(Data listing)
>> Begin

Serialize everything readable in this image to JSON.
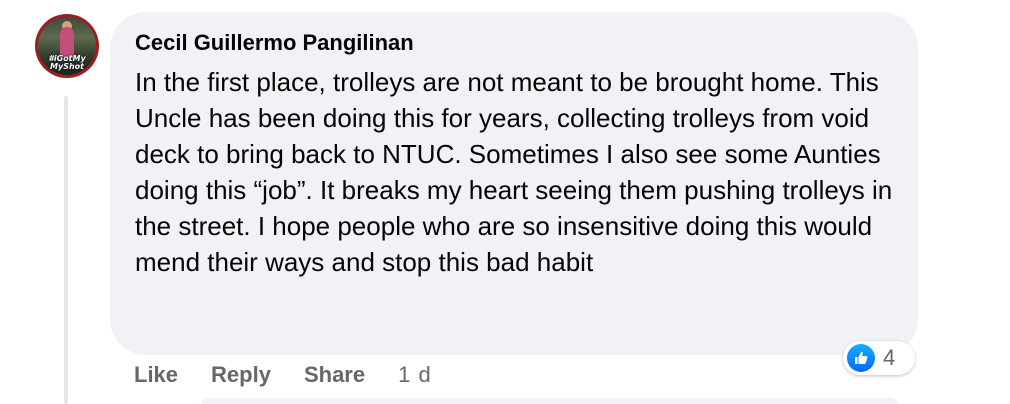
{
  "comment": {
    "author": "Cecil Guillermo Pangilinan",
    "text": "In the first place, trolleys are not meant to be brought home. This Uncle has been doing this for years, collecting trolleys from void deck to bring back to NTUC. Sometimes I also see some Aunties doing this “job”. It breaks my heart seeing them pushing trolleys in the street. I hope people who are so insensitive doing this would mend their ways and stop this bad habit",
    "avatar_frame_text": [
      "#iGotMy",
      "MyShot"
    ]
  },
  "actions": {
    "like": "Like",
    "reply": "Reply",
    "share": "Share",
    "timestamp": "1 d"
  },
  "reactions": {
    "icon": "thumbs-up-icon",
    "count": "4",
    "color": "#0866ff"
  }
}
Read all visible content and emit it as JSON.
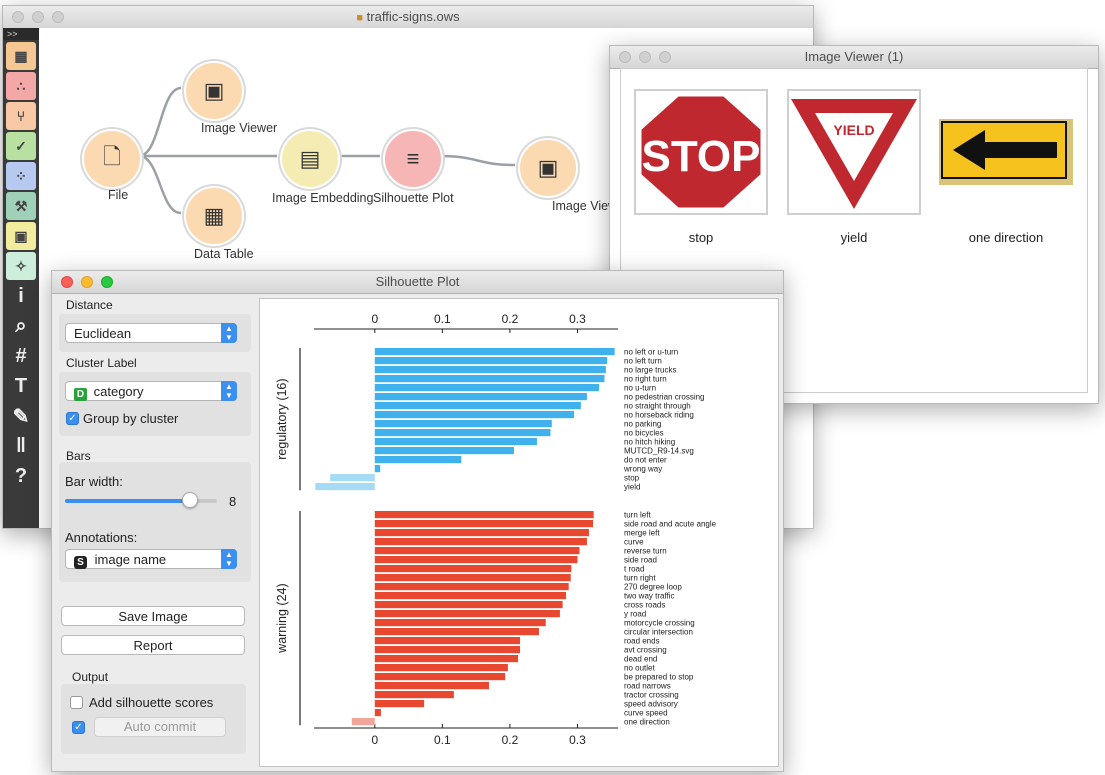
{
  "canvas_window": {
    "title": "traffic-signs.ows",
    "toolbox_toggle": ">>",
    "toolbox": [
      {
        "icon": "data-icon",
        "color": "#f5c793"
      },
      {
        "icon": "visualize-icon",
        "color": "#f4a7a7"
      },
      {
        "icon": "model-icon",
        "color": "#f9c9a5"
      },
      {
        "icon": "evaluate-icon",
        "color": "#b8e0a1"
      },
      {
        "icon": "unsupervised-icon",
        "color": "#b7c9f1"
      },
      {
        "icon": "image-analytics-icon",
        "color": "#9ed1b8"
      },
      {
        "icon": "image-icon",
        "color": "#f2ec9f"
      },
      {
        "icon": "spectroscopy-icon",
        "color": "#cdeeda"
      },
      {
        "icon": "info-icon",
        "color": null
      },
      {
        "icon": "search-icon",
        "color": null
      },
      {
        "icon": "grid-icon",
        "color": null
      },
      {
        "icon": "text-icon",
        "color": null
      },
      {
        "icon": "pen-icon",
        "color": null
      },
      {
        "icon": "pause-icon",
        "color": null
      },
      {
        "icon": "help-icon",
        "color": null
      }
    ],
    "widgets": [
      {
        "id": "file",
        "label": "File",
        "color": "#fbd9b1"
      },
      {
        "id": "image-viewer",
        "label": "Image Viewer",
        "color": "#fbd9b1"
      },
      {
        "id": "data-table",
        "label": "Data Table",
        "color": "#fbd9b1"
      },
      {
        "id": "image-embedding",
        "label": "Image Embedding",
        "color": "#f5ecb3"
      },
      {
        "id": "silhouette-plot",
        "label": "Silhouette Plot",
        "color": "#f6b6b6"
      },
      {
        "id": "image-viewer-1",
        "label": "Image Viewer (1)",
        "color": "#fbd9b1"
      }
    ]
  },
  "image_viewer_window": {
    "title": "Image Viewer (1)",
    "items": [
      {
        "label": "stop",
        "sign_text": "STOP"
      },
      {
        "label": "yield",
        "sign_text": "YIELD"
      },
      {
        "label": "one direction",
        "sign_text": ""
      }
    ]
  },
  "silhouette_window": {
    "title": "Silhouette Plot",
    "distance": {
      "title": "Distance",
      "value": "Euclidean"
    },
    "cluster_label": {
      "title": "Cluster Label",
      "value": "category",
      "badge": "D",
      "group_by_cluster": "Group by cluster",
      "group_checked": true
    },
    "bars": {
      "title": "Bars",
      "bar_width_label": "Bar width:",
      "bar_width_value": "8",
      "bar_width_fraction": 0.82,
      "annotations_label": "Annotations:",
      "annotation_value": "image name",
      "annotation_badge": "S"
    },
    "buttons": {
      "save": "Save Image",
      "report": "Report"
    },
    "output": {
      "title": "Output",
      "add_scores": "Add silhouette scores",
      "add_checked": false,
      "auto_commit": "Auto commit",
      "auto_checked": true
    }
  },
  "chart_data": {
    "type": "bar",
    "orientation": "horizontal",
    "xlim": [
      -0.09,
      0.36
    ],
    "ticks": [
      "0",
      "0.1",
      "0.2",
      "0.3"
    ],
    "tick_values": [
      0,
      0.1,
      0.2,
      0.3
    ],
    "series": [
      {
        "name": "regulatory (16)",
        "color": "#3fb1ec",
        "negative_color": "#a6dbf6",
        "categories": [
          "no left or u-turn",
          "no left turn",
          "no large trucks",
          "no right turn",
          "no u-turn",
          "no pedestrian crossing",
          "no straight through",
          "no horseback riding",
          "no parking",
          "no bicycles",
          "no hitch hiking",
          "MUTCD_R9-14.svg",
          "do not enter",
          "wrong way",
          "stop",
          "yield"
        ],
        "values": [
          0.355,
          0.344,
          0.342,
          0.34,
          0.332,
          0.314,
          0.305,
          0.295,
          0.262,
          0.26,
          0.24,
          0.206,
          0.128,
          0.008,
          -0.066,
          -0.088
        ]
      },
      {
        "name": "warning (24)",
        "color": "#e84730",
        "negative_color": "#f2a69b",
        "categories": [
          "turn left",
          "side road and acute angle",
          "merge left",
          "curve",
          "reverse turn",
          "side road",
          "t road",
          "turn right",
          "270 degree loop",
          "two way traffic",
          "cross roads",
          "y road",
          "motorcycle crossing",
          "circular intersection",
          "road ends",
          "avt crossing",
          "dead end",
          "no outlet",
          "be prepared to stop",
          "road narrows",
          "tractor crossing",
          "speed advisory",
          "curve speed",
          "one direction"
        ],
        "values": [
          0.324,
          0.323,
          0.317,
          0.314,
          0.303,
          0.3,
          0.291,
          0.29,
          0.287,
          0.283,
          0.278,
          0.274,
          0.253,
          0.243,
          0.215,
          0.215,
          0.212,
          0.197,
          0.193,
          0.169,
          0.117,
          0.073,
          0.009,
          -0.034
        ]
      }
    ]
  }
}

>> End

### What you should do
Your copy should hold every record word for word and none of the pictures.

### Response
Serialize everything readable in this image to JSON.
{
  "comment": {
    "author": "Cecil Guillermo Pangilinan",
    "text": "In the first place, trolleys are not meant to be brought home. This Uncle has been doing this for years, collecting trolleys from void deck to bring back to NTUC. Sometimes I also see some Aunties doing this “job”. It breaks my heart seeing them pushing trolleys in the street. I hope people who are so insensitive doing this would mend their ways and stop this bad habit",
    "avatar_frame_text": [
      "#iGotMy",
      "MyShot"
    ]
  },
  "actions": {
    "like": "Like",
    "reply": "Reply",
    "share": "Share",
    "timestamp": "1 d"
  },
  "reactions": {
    "icon": "thumbs-up-icon",
    "count": "4",
    "color": "#0866ff"
  }
}
Read all visible content and emit it as JSON.
{
  "canvas_window": {
    "title": "traffic-signs.ows",
    "toolbox_toggle": ">>",
    "toolbox": [
      {
        "icon": "data-icon",
        "color": "#f5c793"
      },
      {
        "icon": "visualize-icon",
        "color": "#f4a7a7"
      },
      {
        "icon": "model-icon",
        "color": "#f9c9a5"
      },
      {
        "icon": "evaluate-icon",
        "color": "#b8e0a1"
      },
      {
        "icon": "unsupervised-icon",
        "color": "#b7c9f1"
      },
      {
        "icon": "image-analytics-icon",
        "color": "#9ed1b8"
      },
      {
        "icon": "image-icon",
        "color": "#f2ec9f"
      },
      {
        "icon": "spectroscopy-icon",
        "color": "#cdeeda"
      },
      {
        "icon": "info-icon",
        "color": null
      },
      {
        "icon": "search-icon",
        "color": null
      },
      {
        "icon": "grid-icon",
        "color": null
      },
      {
        "icon": "text-icon",
        "color": null
      },
      {
        "icon": "pen-icon",
        "color": null
      },
      {
        "icon": "pause-icon",
        "color": null
      },
      {
        "icon": "help-icon",
        "color": null
      }
    ],
    "widgets": [
      {
        "id": "file",
        "label": "File",
        "color": "#fbd9b1"
      },
      {
        "id": "image-viewer",
        "label": "Image Viewer",
        "color": "#fbd9b1"
      },
      {
        "id": "data-table",
        "label": "Data Table",
        "color": "#fbd9b1"
      },
      {
        "id": "image-embedding",
        "label": "Image Embedding",
        "color": "#f5ecb3"
      },
      {
        "id": "silhouette-plot",
        "label": "Silhouette Plot",
        "color": "#f6b6b6"
      },
      {
        "id": "image-viewer-1",
        "label": "Image Viewer (1)",
        "color": "#fbd9b1"
      }
    ]
  },
  "image_viewer_window": {
    "title": "Image Viewer (1)",
    "items": [
      {
        "label": "stop",
        "sign_text": "STOP"
      },
      {
        "label": "yield",
        "sign_text": "YIELD"
      },
      {
        "label": "one direction",
        "sign_text": ""
      }
    ]
  },
  "silhouette_window": {
    "title": "Silhouette Plot",
    "distance": {
      "title": "Distance",
      "value": "Euclidean"
    },
    "cluster_label": {
      "title": "Cluster Label",
      "value": "category",
      "badge": "D",
      "group_by_cluster": "Group by cluster",
      "group_checked": true
    },
    "bars": {
      "title": "Bars",
      "bar_width_label": "Bar width:",
      "bar_width_value": "8",
      "bar_width_fraction": 0.82,
      "annotations_label": "Annotations:",
      "annotation_value": "image name",
      "annotation_badge": "S"
    },
    "buttons": {
      "save": "Save Image",
      "report": "Report"
    },
    "output": {
      "title": "Output",
      "add_scores": "Add silhouette scores",
      "add_checked": false,
      "auto_commit": "Auto commit",
      "auto_checked": true
    }
  },
  "chart_data": {
    "type": "bar",
    "orientation": "horizontal",
    "xlim": [
      -0.09,
      0.36
    ],
    "ticks": [
      "0",
      "0.1",
      "0.2",
      "0.3"
    ],
    "tick_values": [
      0,
      0.1,
      0.2,
      0.3
    ],
    "series": [
      {
        "name": "regulatory (16)",
        "color": "#3fb1ec",
        "negative_color": "#a6dbf6",
        "categories": [
          "no left or u-turn",
          "no left turn",
          "no large trucks",
          "no right turn",
          "no u-turn",
          "no pedestrian crossing",
          "no straight through",
          "no horseback riding",
          "no parking",
          "no bicycles",
          "no hitch hiking",
          "MUTCD_R9-14.svg",
          "do not enter",
          "wrong way",
          "stop",
          "yield"
        ],
        "values": [
          0.355,
          0.344,
          0.342,
          0.34,
          0.332,
          0.314,
          0.305,
          0.295,
          0.262,
          0.26,
          0.24,
          0.206,
          0.128,
          0.008,
          -0.066,
          -0.088
        ]
      },
      {
        "name": "warning (24)",
        "color": "#e84730",
        "negative_color": "#f2a69b",
        "categories": [
          "turn left",
          "side road and acute angle",
          "merge left",
          "curve",
          "reverse turn",
          "side road",
          "t road",
          "turn right",
          "270 degree loop",
          "two way traffic",
          "cross roads",
          "y road",
          "motorcycle crossing",
          "circular intersection",
          "road ends",
          "avt crossing",
          "dead end",
          "no outlet",
          "be prepared to stop",
          "road narrows",
          "tractor crossing",
          "speed advisory",
          "curve speed",
          "one direction"
        ],
        "values": [
          0.324,
          0.323,
          0.317,
          0.314,
          0.303,
          0.3,
          0.291,
          0.29,
          0.287,
          0.283,
          0.278,
          0.274,
          0.253,
          0.243,
          0.215,
          0.215,
          0.212,
          0.197,
          0.193,
          0.169,
          0.117,
          0.073,
          0.009,
          -0.034
        ]
      }
    ]
  }
}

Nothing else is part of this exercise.